PROBLEM REQUIREMENTS
Show all lines holding "Survival".

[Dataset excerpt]

........

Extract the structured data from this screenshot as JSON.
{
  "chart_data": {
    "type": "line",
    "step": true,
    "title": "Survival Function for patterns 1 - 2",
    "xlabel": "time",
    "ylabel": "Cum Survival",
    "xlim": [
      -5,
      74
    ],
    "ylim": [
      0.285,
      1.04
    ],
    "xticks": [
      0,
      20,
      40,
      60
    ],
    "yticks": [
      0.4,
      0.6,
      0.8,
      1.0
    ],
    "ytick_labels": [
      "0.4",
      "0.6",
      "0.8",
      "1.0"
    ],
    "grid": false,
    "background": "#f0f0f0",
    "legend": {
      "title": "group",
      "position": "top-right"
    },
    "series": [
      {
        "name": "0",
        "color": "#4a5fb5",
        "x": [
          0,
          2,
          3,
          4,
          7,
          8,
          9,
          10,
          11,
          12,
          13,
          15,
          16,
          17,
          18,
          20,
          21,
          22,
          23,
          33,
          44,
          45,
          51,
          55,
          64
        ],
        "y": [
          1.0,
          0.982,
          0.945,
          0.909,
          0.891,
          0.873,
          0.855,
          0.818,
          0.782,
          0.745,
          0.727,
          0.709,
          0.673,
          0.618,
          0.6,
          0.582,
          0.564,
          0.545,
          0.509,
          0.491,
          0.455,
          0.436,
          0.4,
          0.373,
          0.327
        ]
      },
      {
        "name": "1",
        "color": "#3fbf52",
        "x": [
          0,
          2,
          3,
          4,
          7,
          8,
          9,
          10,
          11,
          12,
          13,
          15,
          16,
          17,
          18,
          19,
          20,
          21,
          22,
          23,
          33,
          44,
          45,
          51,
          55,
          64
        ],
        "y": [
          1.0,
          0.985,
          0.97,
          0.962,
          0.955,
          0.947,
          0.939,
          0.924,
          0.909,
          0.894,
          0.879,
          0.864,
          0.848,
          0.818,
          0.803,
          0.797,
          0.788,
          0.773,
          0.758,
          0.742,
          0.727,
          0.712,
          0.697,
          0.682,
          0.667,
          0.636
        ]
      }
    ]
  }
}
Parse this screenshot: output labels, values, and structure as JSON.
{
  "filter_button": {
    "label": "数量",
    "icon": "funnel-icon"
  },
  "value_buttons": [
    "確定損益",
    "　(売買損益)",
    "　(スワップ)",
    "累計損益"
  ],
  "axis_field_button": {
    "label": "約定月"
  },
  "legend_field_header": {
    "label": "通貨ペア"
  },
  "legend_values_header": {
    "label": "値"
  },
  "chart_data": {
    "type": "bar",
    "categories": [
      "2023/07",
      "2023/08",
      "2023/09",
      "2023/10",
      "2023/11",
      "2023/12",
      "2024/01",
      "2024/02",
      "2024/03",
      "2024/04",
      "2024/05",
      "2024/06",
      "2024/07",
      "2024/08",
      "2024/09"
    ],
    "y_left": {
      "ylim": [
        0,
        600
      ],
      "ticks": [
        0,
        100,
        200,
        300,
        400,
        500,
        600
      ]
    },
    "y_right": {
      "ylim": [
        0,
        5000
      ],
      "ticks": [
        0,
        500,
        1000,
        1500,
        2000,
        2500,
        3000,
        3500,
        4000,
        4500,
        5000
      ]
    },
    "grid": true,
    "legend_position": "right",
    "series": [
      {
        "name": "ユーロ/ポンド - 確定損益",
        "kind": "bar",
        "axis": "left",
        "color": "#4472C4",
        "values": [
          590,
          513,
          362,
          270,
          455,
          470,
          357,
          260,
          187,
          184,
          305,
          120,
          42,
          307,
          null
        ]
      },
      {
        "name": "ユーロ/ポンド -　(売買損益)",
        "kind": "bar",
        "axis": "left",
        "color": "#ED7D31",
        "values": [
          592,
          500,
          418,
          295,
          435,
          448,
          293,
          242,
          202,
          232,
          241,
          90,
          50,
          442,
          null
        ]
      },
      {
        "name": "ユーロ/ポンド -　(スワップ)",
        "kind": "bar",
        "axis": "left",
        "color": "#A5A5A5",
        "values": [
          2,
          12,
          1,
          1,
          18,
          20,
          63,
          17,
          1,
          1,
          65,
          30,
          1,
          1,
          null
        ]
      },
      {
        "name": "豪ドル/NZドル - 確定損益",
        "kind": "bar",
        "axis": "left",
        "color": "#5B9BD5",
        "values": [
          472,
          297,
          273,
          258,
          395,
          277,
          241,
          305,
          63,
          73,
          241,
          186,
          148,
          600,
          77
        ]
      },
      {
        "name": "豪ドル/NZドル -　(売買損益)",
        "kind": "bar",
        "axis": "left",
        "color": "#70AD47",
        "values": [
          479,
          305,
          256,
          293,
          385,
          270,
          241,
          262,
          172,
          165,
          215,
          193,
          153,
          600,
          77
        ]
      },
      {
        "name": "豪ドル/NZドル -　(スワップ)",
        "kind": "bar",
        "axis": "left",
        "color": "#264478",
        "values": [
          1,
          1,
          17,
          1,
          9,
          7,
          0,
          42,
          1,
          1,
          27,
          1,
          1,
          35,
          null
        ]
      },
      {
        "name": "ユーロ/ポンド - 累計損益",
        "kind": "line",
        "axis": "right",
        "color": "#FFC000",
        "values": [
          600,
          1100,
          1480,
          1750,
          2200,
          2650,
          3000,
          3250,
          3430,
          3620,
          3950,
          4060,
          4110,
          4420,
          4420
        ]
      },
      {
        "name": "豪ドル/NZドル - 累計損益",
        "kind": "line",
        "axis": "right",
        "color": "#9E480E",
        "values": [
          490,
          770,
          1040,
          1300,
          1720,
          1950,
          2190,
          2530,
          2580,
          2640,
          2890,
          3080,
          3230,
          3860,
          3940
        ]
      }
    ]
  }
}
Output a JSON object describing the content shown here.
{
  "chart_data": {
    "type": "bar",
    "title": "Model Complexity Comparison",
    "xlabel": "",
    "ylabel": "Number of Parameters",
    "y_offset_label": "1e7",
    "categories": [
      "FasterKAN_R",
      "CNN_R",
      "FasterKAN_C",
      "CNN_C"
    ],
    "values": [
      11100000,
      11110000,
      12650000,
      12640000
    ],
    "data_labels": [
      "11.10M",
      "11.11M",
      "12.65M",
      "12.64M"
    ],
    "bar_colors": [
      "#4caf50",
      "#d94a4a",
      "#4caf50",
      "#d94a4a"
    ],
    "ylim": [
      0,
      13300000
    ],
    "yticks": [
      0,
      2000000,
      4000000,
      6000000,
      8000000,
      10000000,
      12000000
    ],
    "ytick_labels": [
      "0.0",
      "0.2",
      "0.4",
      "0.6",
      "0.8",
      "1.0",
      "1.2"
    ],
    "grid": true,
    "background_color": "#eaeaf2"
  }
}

........

EXPECTED ANSWER
    "title": "Survival Function for patterns 1 - 2",
    "ylabel": "Cum Survival",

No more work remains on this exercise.